- [The request]: Reproduce the records verbatim, from their first line down to and including the line that contains "ver-aclaraciones-link[interactable]: Ver Aclaraciones".

- [Recorded data]:

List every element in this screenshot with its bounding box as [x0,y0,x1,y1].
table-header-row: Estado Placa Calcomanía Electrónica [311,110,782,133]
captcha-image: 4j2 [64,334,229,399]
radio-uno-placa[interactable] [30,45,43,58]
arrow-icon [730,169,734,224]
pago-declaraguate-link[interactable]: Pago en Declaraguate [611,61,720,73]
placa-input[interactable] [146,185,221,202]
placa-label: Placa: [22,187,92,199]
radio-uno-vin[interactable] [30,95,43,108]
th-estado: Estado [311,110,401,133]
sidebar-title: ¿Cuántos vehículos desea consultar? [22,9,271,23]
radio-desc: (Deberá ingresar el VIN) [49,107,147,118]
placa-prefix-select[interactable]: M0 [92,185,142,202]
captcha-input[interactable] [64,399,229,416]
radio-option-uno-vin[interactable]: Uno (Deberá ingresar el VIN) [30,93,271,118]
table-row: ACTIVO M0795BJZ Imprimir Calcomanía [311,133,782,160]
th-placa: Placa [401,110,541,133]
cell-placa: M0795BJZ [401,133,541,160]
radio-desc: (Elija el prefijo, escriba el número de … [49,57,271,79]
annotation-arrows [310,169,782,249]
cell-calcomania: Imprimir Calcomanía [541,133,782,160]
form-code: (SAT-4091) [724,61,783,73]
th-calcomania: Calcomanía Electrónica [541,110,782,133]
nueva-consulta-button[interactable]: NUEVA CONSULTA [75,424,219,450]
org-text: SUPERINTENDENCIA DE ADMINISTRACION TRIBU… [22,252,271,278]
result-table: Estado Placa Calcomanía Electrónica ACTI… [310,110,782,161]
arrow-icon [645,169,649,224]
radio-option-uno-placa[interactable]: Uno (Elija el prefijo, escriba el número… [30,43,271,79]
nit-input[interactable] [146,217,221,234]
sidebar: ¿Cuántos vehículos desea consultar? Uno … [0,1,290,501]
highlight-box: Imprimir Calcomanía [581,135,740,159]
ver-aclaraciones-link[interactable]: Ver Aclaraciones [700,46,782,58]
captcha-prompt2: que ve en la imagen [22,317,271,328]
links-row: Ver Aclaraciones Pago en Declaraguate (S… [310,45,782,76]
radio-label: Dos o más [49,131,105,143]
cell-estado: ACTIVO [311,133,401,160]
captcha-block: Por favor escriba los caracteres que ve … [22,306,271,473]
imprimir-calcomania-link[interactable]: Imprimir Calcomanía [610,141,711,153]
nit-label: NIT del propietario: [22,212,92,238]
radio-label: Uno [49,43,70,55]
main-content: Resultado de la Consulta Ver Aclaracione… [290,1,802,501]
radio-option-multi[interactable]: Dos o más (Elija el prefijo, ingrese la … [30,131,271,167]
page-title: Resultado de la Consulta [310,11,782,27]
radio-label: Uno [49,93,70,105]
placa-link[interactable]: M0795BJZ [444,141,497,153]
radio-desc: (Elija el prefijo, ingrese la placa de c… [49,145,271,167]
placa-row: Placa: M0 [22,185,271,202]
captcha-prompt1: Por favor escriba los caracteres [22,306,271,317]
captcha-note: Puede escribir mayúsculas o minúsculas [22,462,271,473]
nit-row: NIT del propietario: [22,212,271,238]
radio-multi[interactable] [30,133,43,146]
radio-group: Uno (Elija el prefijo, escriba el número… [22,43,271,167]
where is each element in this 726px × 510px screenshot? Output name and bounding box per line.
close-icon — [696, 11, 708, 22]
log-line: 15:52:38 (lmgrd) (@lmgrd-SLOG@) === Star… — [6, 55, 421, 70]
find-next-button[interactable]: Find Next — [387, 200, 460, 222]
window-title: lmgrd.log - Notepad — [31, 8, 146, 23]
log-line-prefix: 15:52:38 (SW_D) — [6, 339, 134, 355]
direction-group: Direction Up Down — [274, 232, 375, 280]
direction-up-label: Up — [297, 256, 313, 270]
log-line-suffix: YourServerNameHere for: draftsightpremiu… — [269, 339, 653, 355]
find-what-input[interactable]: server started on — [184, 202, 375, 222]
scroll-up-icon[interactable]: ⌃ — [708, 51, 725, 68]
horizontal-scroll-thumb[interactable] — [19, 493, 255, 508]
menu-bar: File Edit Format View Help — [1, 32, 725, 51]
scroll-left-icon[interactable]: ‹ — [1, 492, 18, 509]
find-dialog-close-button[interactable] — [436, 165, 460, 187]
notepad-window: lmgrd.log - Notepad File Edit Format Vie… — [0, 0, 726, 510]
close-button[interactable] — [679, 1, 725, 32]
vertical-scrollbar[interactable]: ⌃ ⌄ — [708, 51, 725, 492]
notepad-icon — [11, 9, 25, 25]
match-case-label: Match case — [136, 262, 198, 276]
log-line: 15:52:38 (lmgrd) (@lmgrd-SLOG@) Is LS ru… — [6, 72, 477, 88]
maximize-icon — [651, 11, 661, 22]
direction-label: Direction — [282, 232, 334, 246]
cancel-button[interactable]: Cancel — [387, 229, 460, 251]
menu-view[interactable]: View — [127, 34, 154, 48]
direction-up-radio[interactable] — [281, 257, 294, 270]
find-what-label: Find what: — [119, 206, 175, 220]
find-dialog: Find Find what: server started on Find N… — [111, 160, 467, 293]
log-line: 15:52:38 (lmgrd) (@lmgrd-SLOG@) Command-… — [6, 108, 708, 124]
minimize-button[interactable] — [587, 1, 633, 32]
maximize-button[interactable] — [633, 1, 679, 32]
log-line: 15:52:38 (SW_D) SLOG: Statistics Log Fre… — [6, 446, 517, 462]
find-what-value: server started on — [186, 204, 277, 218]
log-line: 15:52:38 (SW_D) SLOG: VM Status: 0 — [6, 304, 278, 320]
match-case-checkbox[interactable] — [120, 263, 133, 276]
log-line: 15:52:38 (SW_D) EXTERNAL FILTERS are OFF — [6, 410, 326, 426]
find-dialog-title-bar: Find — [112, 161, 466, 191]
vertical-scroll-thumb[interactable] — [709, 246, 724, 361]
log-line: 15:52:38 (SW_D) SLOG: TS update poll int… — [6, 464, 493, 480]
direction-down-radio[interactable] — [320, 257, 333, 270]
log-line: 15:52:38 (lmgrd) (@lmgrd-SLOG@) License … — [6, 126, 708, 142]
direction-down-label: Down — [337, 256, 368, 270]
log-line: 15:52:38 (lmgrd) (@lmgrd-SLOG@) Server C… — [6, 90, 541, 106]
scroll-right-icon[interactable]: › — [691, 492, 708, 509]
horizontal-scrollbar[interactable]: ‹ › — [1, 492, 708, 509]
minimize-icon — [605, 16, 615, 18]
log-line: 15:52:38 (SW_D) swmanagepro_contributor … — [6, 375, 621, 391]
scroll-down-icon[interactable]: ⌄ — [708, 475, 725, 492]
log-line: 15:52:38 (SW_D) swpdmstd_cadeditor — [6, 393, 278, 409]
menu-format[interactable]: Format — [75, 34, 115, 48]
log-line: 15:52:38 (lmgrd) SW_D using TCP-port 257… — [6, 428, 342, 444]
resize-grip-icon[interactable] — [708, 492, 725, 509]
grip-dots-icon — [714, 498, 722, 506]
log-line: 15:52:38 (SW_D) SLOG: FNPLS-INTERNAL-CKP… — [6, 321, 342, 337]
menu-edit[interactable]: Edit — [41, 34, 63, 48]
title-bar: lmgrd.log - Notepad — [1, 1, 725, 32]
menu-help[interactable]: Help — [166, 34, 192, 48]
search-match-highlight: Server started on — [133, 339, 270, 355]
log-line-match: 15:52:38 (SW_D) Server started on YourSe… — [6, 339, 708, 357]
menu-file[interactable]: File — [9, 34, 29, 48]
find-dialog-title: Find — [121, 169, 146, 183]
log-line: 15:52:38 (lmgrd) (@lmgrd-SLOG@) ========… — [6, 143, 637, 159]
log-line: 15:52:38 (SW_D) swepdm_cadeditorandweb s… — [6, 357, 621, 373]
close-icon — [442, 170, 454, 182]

- [Solution]:
List every element in this screenshot with its bounding box as [x0,y0,x1,y1].
table-header-row: Estado Placa Calcomanía Electrónica [311,110,782,133]
captcha-image: 4j2 [64,334,229,399]
radio-uno-placa[interactable] [30,45,43,58]
arrow-icon [730,169,734,224]
pago-declaraguate-link[interactable]: Pago en Declaraguate [611,61,720,73]
placa-input[interactable] [146,185,221,202]
placa-label: Placa: [22,187,92,199]
radio-uno-vin[interactable] [30,95,43,108]
th-estado: Estado [311,110,401,133]
sidebar-title: ¿Cuántos vehículos desea consultar? [22,9,271,23]
radio-desc: (Deberá ingresar el VIN) [49,107,147,118]
placa-prefix-select[interactable]: M0 [92,185,142,202]
captcha-input[interactable] [64,399,229,416]
radio-option-uno-vin[interactable]: Uno (Deberá ingresar el VIN) [30,93,271,118]
table-row: ACTIVO M0795BJZ Imprimir Calcomanía [311,133,782,160]
th-placa: Placa [401,110,541,133]
cell-placa: M0795BJZ [401,133,541,160]
radio-desc: (Elija el prefijo, escriba el número de … [49,57,271,79]
annotation-arrows [310,169,782,249]
cell-calcomania: Imprimir Calcomanía [541,133,782,160]
form-code: (SAT-4091) [724,61,783,73]
th-calcomania: Calcomanía Electrónica [541,110,782,133]
nueva-consulta-button[interactable]: NUEVA CONSULTA [75,424,219,450]
org-text: SUPERINTENDENCIA DE ADMINISTRACION TRIBU… [22,252,271,278]
result-table: Estado Placa Calcomanía Electrónica ACTI… [310,110,782,161]
arrow-icon [645,169,649,224]
radio-option-uno-placa[interactable]: Uno (Elija el prefijo, escriba el número… [30,43,271,79]
nit-input[interactable] [146,217,221,234]
sidebar: ¿Cuántos vehículos desea consultar? Uno … [0,1,290,501]
highlight-box: Imprimir Calcomanía [581,135,740,159]
ver-aclaraciones-link[interactable]: Ver Aclaraciones [700,46,782,58]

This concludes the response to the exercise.